● **Records from a data source**:
'''

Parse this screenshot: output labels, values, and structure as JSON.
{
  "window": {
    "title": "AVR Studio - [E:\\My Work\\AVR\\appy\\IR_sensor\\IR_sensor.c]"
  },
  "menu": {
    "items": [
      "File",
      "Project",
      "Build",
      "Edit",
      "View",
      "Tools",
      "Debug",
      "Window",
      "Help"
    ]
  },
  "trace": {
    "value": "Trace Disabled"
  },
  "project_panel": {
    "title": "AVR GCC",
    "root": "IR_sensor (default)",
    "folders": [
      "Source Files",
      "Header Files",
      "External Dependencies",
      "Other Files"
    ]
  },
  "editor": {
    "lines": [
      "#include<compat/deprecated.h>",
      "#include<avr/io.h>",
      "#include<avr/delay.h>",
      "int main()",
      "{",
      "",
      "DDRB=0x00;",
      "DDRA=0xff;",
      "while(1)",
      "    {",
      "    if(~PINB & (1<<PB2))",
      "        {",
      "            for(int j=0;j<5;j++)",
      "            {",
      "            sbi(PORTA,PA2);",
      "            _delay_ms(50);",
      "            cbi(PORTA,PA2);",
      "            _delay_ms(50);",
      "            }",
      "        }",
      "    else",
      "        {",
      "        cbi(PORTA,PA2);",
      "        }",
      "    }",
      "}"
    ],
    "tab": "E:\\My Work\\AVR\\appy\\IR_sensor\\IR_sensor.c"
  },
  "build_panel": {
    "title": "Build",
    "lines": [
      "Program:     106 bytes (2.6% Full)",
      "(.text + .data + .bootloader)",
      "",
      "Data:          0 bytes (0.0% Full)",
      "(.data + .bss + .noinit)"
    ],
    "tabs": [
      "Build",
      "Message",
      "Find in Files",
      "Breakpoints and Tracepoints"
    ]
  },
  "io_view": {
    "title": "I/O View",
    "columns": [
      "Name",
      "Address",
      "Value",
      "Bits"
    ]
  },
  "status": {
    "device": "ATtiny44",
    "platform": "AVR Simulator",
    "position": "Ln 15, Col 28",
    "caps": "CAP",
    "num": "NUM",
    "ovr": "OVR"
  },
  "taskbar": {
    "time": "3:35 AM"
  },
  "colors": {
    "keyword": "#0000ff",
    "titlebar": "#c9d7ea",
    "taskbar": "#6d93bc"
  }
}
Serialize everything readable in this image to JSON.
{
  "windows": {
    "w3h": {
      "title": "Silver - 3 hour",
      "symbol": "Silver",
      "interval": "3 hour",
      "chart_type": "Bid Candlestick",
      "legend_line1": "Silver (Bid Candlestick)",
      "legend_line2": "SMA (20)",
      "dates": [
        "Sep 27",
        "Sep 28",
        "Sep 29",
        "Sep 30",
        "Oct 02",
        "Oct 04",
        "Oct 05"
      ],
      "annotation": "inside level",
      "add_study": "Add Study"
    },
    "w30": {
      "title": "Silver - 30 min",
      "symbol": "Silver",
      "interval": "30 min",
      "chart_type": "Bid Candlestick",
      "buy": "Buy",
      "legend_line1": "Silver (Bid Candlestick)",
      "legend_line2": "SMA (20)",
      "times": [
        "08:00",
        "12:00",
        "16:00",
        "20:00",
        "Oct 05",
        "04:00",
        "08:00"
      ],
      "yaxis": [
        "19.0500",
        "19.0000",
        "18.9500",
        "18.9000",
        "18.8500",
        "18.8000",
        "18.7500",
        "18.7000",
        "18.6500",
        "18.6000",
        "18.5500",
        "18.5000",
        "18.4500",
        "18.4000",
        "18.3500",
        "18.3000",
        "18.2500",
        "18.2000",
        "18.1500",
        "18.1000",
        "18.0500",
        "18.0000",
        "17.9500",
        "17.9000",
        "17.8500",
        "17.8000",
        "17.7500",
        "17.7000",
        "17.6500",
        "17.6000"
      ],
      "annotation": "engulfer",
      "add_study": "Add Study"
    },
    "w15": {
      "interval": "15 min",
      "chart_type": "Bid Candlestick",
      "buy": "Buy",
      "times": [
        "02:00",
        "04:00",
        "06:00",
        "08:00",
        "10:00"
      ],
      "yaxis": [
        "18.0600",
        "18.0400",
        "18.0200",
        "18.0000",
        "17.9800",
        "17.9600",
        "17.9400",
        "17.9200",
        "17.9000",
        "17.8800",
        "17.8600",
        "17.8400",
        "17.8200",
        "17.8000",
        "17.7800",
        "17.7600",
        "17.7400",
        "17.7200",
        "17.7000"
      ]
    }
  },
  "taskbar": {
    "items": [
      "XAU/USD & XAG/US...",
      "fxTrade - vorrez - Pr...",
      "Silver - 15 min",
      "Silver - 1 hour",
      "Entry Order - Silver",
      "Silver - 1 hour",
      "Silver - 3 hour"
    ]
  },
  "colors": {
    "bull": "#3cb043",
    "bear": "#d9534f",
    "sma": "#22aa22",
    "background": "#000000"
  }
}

'''

● **Problem requirements**: Copy every line of the records word for word.

● **Response**:
Parse this screenshot: output labels, values, and structure as JSON.
{
  "window": {
    "title": "AVR Studio - [E:\\My Work\\AVR\\appy\\IR_sensor\\IR_sensor.c]"
  },
  "menu": {
    "items": [
      "File",
      "Project",
      "Build",
      "Edit",
      "View",
      "Tools",
      "Debug",
      "Window",
      "Help"
    ]
  },
  "trace": {
    "value": "Trace Disabled"
  },
  "project_panel": {
    "title": "AVR GCC",
    "root": "IR_sensor (default)",
    "folders": [
      "Source Files",
      "Header Files",
      "External Dependencies",
      "Other Files"
    ]
  },
  "editor": {
    "lines": [
      "#include<compat/deprecated.h>",
      "#include<avr/io.h>",
      "#include<avr/delay.h>",
      "int main()",
      "{",
      "",
      "DDRB=0x00;",
      "DDRA=0xff;",
      "while(1)",
      "    {",
      "    if(~PINB & (1<<PB2))",
      "        {",
      "            for(int j=0;j<5;j++)",
      "            {",
      "            sbi(PORTA,PA2);",
      "            _delay_ms(50);",
      "            cbi(PORTA,PA2);",
      "            _delay_ms(50);",
      "            }",
      "        }",
      "    else",
      "        {",
      "        cbi(PORTA,PA2);",
      "        }",
      "    }",
      "}"
    ],
    "tab": "E:\\My Work\\AVR\\appy\\IR_sensor\\IR_sensor.c"
  },
  "build_panel": {
    "title": "Build",
    "lines": [
      "Program:     106 bytes (2.6% Full)",
      "(.text + .data + .bootloader)",
      "",
      "Data:          0 bytes (0.0% Full)",
      "(.data + .bss + .noinit)"
    ],
    "tabs": [
      "Build",
      "Message",
      "Find in Files",
      "Breakpoints and Tracepoints"
    ]
  },
  "io_view": {
    "title": "I/O View",
    "columns": [
      "Name",
      "Address",
      "Value",
      "Bits"
    ]
  },
  "status": {
    "device": "ATtiny44",
    "platform": "AVR Simulator",
    "position": "Ln 15, Col 28",
    "caps": "CAP",
    "num": "NUM",
    "ovr": "OVR"
  },
  "taskbar": {
    "time": "3:35 AM"
  },
  "colors": {
    "keyword": "#0000ff",
    "titlebar": "#c9d7ea",
    "taskbar": "#6d93bc"
  }
}
Serialize everything readable in this image to JSON.
{
  "windows": {
    "w3h": {
      "title": "Silver - 3 hour",
      "symbol": "Silver",
      "interval": "3 hour",
      "chart_type": "Bid Candlestick",
      "legend_line1": "Silver (Bid Candlestick)",
      "legend_line2": "SMA (20)",
      "dates": [
        "Sep 27",
        "Sep 28",
        "Sep 29",
        "Sep 30",
        "Oct 02",
        "Oct 04",
        "Oct 05"
      ],
      "annotation": "inside level",
      "add_study": "Add Study"
    },
    "w30": {
      "title": "Silver - 30 min",
      "symbol": "Silver",
      "interval": "30 min",
      "chart_type": "Bid Candlestick",
      "buy": "Buy",
      "legend_line1": "Silver (Bid Candlestick)",
      "legend_line2": "SMA (20)",
      "times": [
        "08:00",
        "12:00",
        "16:00",
        "20:00",
        "Oct 05",
        "04:00",
        "08:00"
      ],
      "yaxis": [
        "19.0500",
        "19.0000",
        "18.9500",
        "18.9000",
        "18.8500",
        "18.8000",
        "18.7500",
        "18.7000",
        "18.6500",
        "18.6000",
        "18.5500",
        "18.5000",
        "18.4500",
        "18.4000",
        "18.3500",
        "18.3000",
        "18.2500",
        "18.2000",
        "18.1500",
        "18.1000",
        "18.0500",
        "18.0000",
        "17.9500",
        "17.9000",
        "17.8500",
        "17.8000",
        "17.7500",
        "17.7000",
        "17.6500",
        "17.6000"
      ],
      "annotation": "engulfer",
      "add_study": "Add Study"
    },
    "w15": {
      "interval": "15 min",
      "chart_type": "Bid Candlestick",
      "buy": "Buy",
      "times": [
        "02:00",
        "04:00",
        "06:00",
        "08:00",
        "10:00"
      ],
      "yaxis": [
        "18.0600",
        "18.0400",
        "18.0200",
        "18.0000",
        "17.9800",
        "17.9600",
        "17.9400",
        "17.9200",
        "17.9000",
        "17.8800",
        "17.8600",
        "17.8400",
        "17.8200",
        "17.8000",
        "17.7800",
        "17.7600",
        "17.7400",
        "17.7200",
        "17.7000"
      ]
    }
  },
  "taskbar": {
    "items": [
      "XAU/USD & XAG/US...",
      "fxTrade - vorrez - Pr...",
      "Silver - 15 min",
      "Silver - 1 hour",
      "Entry Order - Silver",
      "Silver - 1 hour",
      "Silver - 3 hour"
    ]
  },
  "colors": {
    "bull": "#3cb043",
    "bear": "#d9534f",
    "sma": "#22aa22",
    "background": "#000000"
  }
}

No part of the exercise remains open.